« Sommes-nous en train d’attendre le moment où il n’y aura plus d’autochtones pour traiter avec le gouvernement britannique ? Il sera trop tard », déclare Olivier Bancoult, responsable du groupe des réfugiés des Chagos, qui milite depuis de nombreuses années pour le droit de son peuple à retourner sur le minuscule archipel d’îles dont ils ont été chassés dans les années 1960.
« Le Premier ministre de la République de Maurice et le Premier ministre du Royaume-Uni de Grande-Bretagne et d’Irlande du Nord confirment aujourd’hui qu’ils sont parvenus à un accord politique historique sur l’exercice de la souveraineté sur l’archipel des Chagos », peut-on lire dans la déclaration conjointe des deux États, publiée le 3 octobre 2024.
Au cœur de cet accord présenté par le ministre britannique des Affaires étrangères à la Chambre des communes, le 7 octobre, se trouve « la reconnaissance des torts du passé ». Mais David Lammy l’a également qualifié de « victoire de la diplomatie ». D’autres affirment qu’il s’agit du droit des peuples indigènes à la réparation et peut-être de leur droit à retourner sur leur terre natale. Pour d’autres commentateurs, cela pourrait être une victoire des processus de droit international ou le début de la fin du long processus de décolonisation.
Chaque façon d’envisager le projet de traité entre le Royaume-Uni et le gouvernement mauricien implique un ensemble différent de principes et d’intérêts nationaux. Et le point de vue du peuple chagossien, qui ne compte qu’environ dix mille personnes, risque de se perdre dans la recherche incessante et concurrente de la bonne solution.
Décisions de la CIJ, du TIDM et des cours britanniques
Aucun détail n’a encore été rendu public concernant le nouveau traité du Royaume-Uni – qui doit encore être signé et ratifié – avec l’île Maurice. Le ministre britannique des Affaires étrangères l’a présenté aux députés britanniques comme la solution à un statu quo insoutenable qui affectait les relations entre le Royaume-Uni et les États-Unis. Pourquoi ? Parce qu’une base américaine a été établie sur l’île de Diego Garcia, et le Royaume-Uni s’est assuré qu’il n’y aurait pas d’habitants en expulsant les Chagossiens. Après de multiples procédures judiciaires, Lammy a déclaré que « ce n’était qu’une question de temps avant que les seuls choix qui nous restent soient d’abandonner complètement la base. Ou d’enfreindre le droit international ».
La sécurisation de cette base et les relations entre le Royaume-Uni et les États-Unis ont favorisé les discussions avec l’île Maurice, à la suite de l'avis consultatif de la Cour internationale de justice (CIJ) en 2019, qui a donné raison à l'argument de Port Louis, selon lequel les îles lui appartenaient dans le cadre du processus de décolonisation. Cet arrêt a été suivi par un jugement du Tribunal international du droit de la mer (TIDM) qui a soutenu la délimitation maritime de l’île Maurice par rapport aux Maldives, sur la base de leur souveraineté sur les îles. D’autres affaires nationales portées devant les cours britanniques se sont concentrées sur les droits du peuple chagossien et ont permis d’accorder une compensation limitée à une poignée d’entre eux.

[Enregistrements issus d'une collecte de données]

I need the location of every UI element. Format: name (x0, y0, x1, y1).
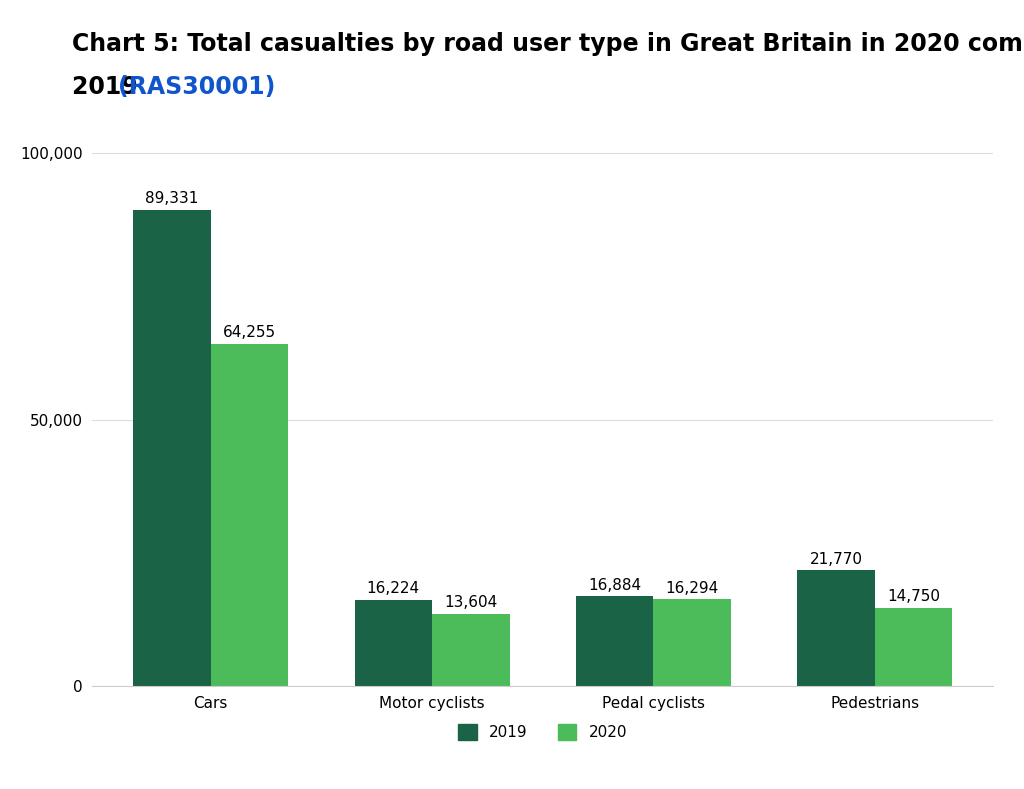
Text: 14,750: 14,750 (887, 589, 940, 604)
Bar (432, 614, 510, 686)
Bar (575, 596, 653, 686)
Bar (798, 570, 874, 686)
Bar (133, 210, 211, 686)
Bar (354, 600, 432, 686)
Text: (RAS30001): (RAS30001) (118, 75, 275, 99)
Text: 16,884: 16,884 (588, 578, 641, 593)
Text: Chart 5: Total casualties by road user type in Great Britain in 2020 compared wi: Chart 5: Total casualties by road user t… (72, 32, 1024, 55)
Text: 13,604: 13,604 (444, 595, 498, 610)
Bar (653, 600, 731, 686)
Legend: 2019, 2020: 2019, 2020 (453, 718, 633, 746)
Text: 64,255: 64,255 (223, 325, 275, 340)
Text: 2019: 2019 (72, 75, 145, 99)
Bar (874, 608, 952, 686)
Text: 89,331: 89,331 (145, 191, 199, 206)
Text: 16,294: 16,294 (666, 581, 719, 596)
Bar (211, 344, 288, 686)
Text: 21,770: 21,770 (810, 552, 862, 567)
Text: 16,224: 16,224 (367, 581, 420, 596)
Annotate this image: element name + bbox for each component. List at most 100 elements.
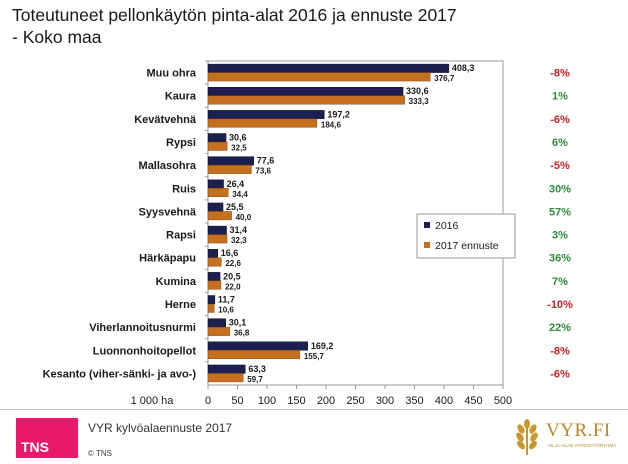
axis-unit-label: 1 000 ha bbox=[131, 395, 175, 407]
legend-swatch-2017 bbox=[424, 242, 430, 248]
category-label: Herne bbox=[165, 299, 196, 311]
data-label-2016: 20,5 bbox=[223, 271, 241, 281]
category-label: Mallasohra bbox=[139, 160, 197, 172]
category-label: Muu ohra bbox=[147, 68, 197, 80]
change-label: 6% bbox=[552, 137, 568, 149]
x-tick-label: 400 bbox=[435, 395, 453, 407]
x-tick-label: 150 bbox=[287, 395, 305, 407]
category-label: Luonnonhoitopellot bbox=[93, 345, 197, 357]
x-tick-label: 0 bbox=[205, 395, 211, 407]
tns-logo-text: TNS bbox=[21, 439, 49, 455]
change-label: -8% bbox=[550, 68, 570, 80]
legend-box bbox=[416, 213, 516, 259]
data-label-2016: 30,6 bbox=[229, 133, 247, 143]
bar-2017 bbox=[207, 95, 405, 105]
change-label: -5% bbox=[550, 160, 570, 172]
bar-2017 bbox=[207, 141, 228, 151]
bar-2016 bbox=[207, 272, 221, 282]
change-label: 22% bbox=[549, 322, 571, 334]
bar-2016 bbox=[207, 295, 216, 305]
category-label: Syysvehnä bbox=[139, 206, 197, 218]
bar-2017 bbox=[207, 303, 215, 313]
bar-2017 bbox=[207, 234, 228, 244]
change-label: 30% bbox=[549, 183, 571, 195]
bar-2016 bbox=[207, 156, 254, 166]
footer-divider bbox=[0, 409, 628, 410]
legend-swatch-2016 bbox=[424, 222, 430, 228]
x-tick-label: 50 bbox=[231, 395, 243, 407]
bar-2017 bbox=[207, 373, 244, 383]
x-tick-label: 300 bbox=[376, 395, 394, 407]
data-label-2016: 11,7 bbox=[218, 295, 235, 305]
bar-2016 bbox=[207, 318, 226, 328]
data-label-2016: 30,1 bbox=[229, 318, 247, 328]
change-label: -6% bbox=[550, 368, 570, 380]
bar-2016 bbox=[207, 225, 227, 235]
bar-2016 bbox=[207, 133, 227, 143]
x-tick-label: 250 bbox=[346, 395, 364, 407]
footer-copyright: © TNS bbox=[88, 449, 112, 458]
change-label: 7% bbox=[552, 276, 568, 288]
bar-2017 bbox=[207, 350, 301, 359]
tns-logo-icon: TNS bbox=[16, 418, 78, 458]
data-label-2016: 169,2 bbox=[311, 341, 334, 351]
change-label: 57% bbox=[549, 206, 571, 218]
data-label-2017: 155,7 bbox=[304, 352, 325, 361]
bar-2016 bbox=[207, 179, 224, 189]
data-label-2017: 32,3 bbox=[231, 236, 247, 245]
chart-title-line1: Toteutuneet pellonkäytön pinta-alat 2016… bbox=[12, 5, 457, 25]
data-label-2016: 77,6 bbox=[257, 156, 275, 166]
x-tick-label: 450 bbox=[464, 395, 482, 407]
legend-label-2016: 2016 bbox=[435, 220, 459, 232]
data-label-2016: 63,3 bbox=[248, 364, 266, 374]
category-label: Härkäpapu bbox=[139, 253, 196, 265]
vyr-logo-text: VYR.FI bbox=[546, 420, 611, 441]
data-label-2017: 22,6 bbox=[225, 259, 241, 268]
bar-2016 bbox=[207, 364, 246, 374]
data-label-2016: 26,4 bbox=[227, 179, 245, 189]
bar-2016 bbox=[207, 249, 218, 258]
data-label-2017: 22,0 bbox=[225, 282, 241, 291]
change-label: 1% bbox=[552, 91, 568, 103]
category-label: Rypsi bbox=[166, 137, 196, 149]
x-tick-label: 350 bbox=[405, 395, 423, 407]
bar-2017 bbox=[207, 72, 431, 82]
data-label-2017: 36,8 bbox=[234, 329, 250, 338]
category-label: Viherlannoitusnurmi bbox=[89, 322, 196, 334]
change-label: 36% bbox=[549, 253, 571, 265]
chart-title-line2: - Koko maa bbox=[12, 27, 102, 47]
chart-title: Toteutuneet pellonkäytön pinta-alat 2016… bbox=[12, 4, 457, 48]
bar-2017 bbox=[207, 164, 252, 174]
change-label: -6% bbox=[550, 114, 570, 126]
data-label-2016: 31,4 bbox=[230, 225, 248, 235]
x-tick-label: 500 bbox=[494, 395, 512, 407]
change-label: -10% bbox=[547, 299, 573, 311]
vyr-logo-tagline: VILJA-ALAN YHTEISTYÖRYHMÄ bbox=[548, 443, 617, 448]
change-label: 3% bbox=[552, 230, 568, 242]
change-label: -8% bbox=[550, 345, 570, 357]
bar-2016 bbox=[207, 87, 404, 96]
data-label-2017: 32,5 bbox=[231, 144, 247, 153]
x-tick-label: 200 bbox=[317, 395, 335, 407]
legend-label-2017: 2017 ennuste bbox=[435, 240, 499, 252]
bar-2017 bbox=[207, 188, 229, 197]
data-label-2016: 330,6 bbox=[406, 86, 429, 96]
category-label: Rapsi bbox=[166, 230, 196, 242]
category-label: Kesanto (viher-sänki- ja avo-) bbox=[43, 368, 197, 380]
category-label: Kaura bbox=[165, 91, 197, 103]
data-label-2017: 184,6 bbox=[321, 120, 342, 129]
vyr-logo: VYR.FI VILJA-ALAN YHTEISTYÖRYHMÄ bbox=[508, 418, 618, 458]
data-label-2017: 376,7 bbox=[434, 74, 455, 83]
category-label: Kevätvehnä bbox=[134, 114, 197, 126]
bar-2016 bbox=[207, 341, 309, 351]
data-label-2016: 25,5 bbox=[226, 202, 244, 212]
bar-2017 bbox=[207, 326, 230, 336]
bar-2017 bbox=[207, 257, 222, 267]
bar-2016 bbox=[207, 110, 325, 120]
x-tick-label: 100 bbox=[258, 395, 276, 407]
category-label: Ruis bbox=[172, 183, 196, 195]
bar-2017 bbox=[207, 211, 232, 221]
data-label-2017: 10,6 bbox=[218, 306, 234, 315]
bar-2017 bbox=[207, 118, 318, 128]
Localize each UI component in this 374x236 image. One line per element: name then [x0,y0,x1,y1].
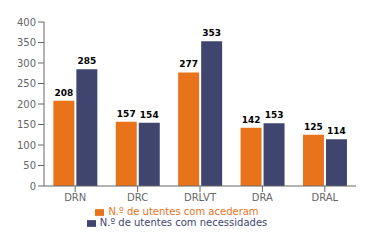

### Objectif 1
D'après l'article sur l'archipel des Chagos, à quelle date la déclaration conjointe de Maurice et du Royaume-Uni a-t-elle été publiée ?
### Objectif 2
Rédigez la suite de l'article sur l'archipel des Chagos, à partir de sa dernière phrase.
Les lignes n'interviennent pas dans ce travail.

### Résultat 1
Le 3 octobre 2024.

### Résultat 2
Un traité pour les droits des Chagossiens ?
Le traité non divulgué a été critiqué par certains groupes de défense des droits des îles Chagos, qui considèrent qu’il ne tient pas compte du point de vue des autochtones. Bancoult conteste cette affirmation : « Je peux vous assurer que le Premier ministre [mauricien] a fait tout ce qu’il fallait à chaque fois qu’il a négocié, il a consulté nos Chagossiens pour les informer de l’évolution de la situation. À chaque fois. » Clive Baldwin, de l’ONG Human Rights Watch, estime toutefois que « trop souvent, depuis les années 1960, des accords ont été conclus à propos des Chagossiens, sans eux, et des sommes limitées ont été versées à titre de charité ou de développement, et non de compensation ».
Dans un rapport 2023 très détaillé, Human Rights Watch a souligné à la fois l’histoire des échecs de la prise en charge des besoins de la communauté exilée et les multiples façons dont les autorités britanniques ont enfreint le droit international. « C’est un crime contre l’humanité. Il s’agit d’un déplacement forcé, d’une obstruction au retour. Il s’agit également – en raison des preuves de racisme que nous avons trouvées – de persécution fondée sur la race », déclare Baldwin, l’auteur du rapport. Et si la question n’est pas résolue, elle continuera à rester un problème pour le Royaume-Uni, affirme-t-il. « S’ils ne le résolvent pas, cela ne va pas les quitter. » Il est à noter que cette année, le Royaume-Uni mène une campagne pour retrouver un siège de juge à la CIJ, à travers la candidature de Dapo Akande.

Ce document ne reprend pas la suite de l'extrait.